■ Rows
+ + + +

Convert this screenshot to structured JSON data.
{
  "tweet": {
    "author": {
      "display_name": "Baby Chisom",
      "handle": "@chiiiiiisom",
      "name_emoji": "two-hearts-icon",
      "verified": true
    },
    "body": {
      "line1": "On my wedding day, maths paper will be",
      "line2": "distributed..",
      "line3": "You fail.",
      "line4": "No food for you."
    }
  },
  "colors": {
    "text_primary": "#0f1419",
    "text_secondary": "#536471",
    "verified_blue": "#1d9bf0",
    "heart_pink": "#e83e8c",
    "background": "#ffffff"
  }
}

+ + + +

■ What is needed
Transcribe every entry exactly.

■ Answer
Convert this screenshot to structured JSON data.
{
  "tweet": {
    "author": {
      "display_name": "Baby Chisom",
      "handle": "@chiiiiiisom",
      "name_emoji": "two-hearts-icon",
      "verified": true
    },
    "body": {
      "line1": "On my wedding day, maths paper will be",
      "line2": "distributed..",
      "line3": "You fail.",
      "line4": "No food for you."
    }
  },
  "colors": {
    "text_primary": "#0f1419",
    "text_secondary": "#536471",
    "verified_blue": "#1d9bf0",
    "heart_pink": "#e83e8c",
    "background": "#ffffff"
  }
}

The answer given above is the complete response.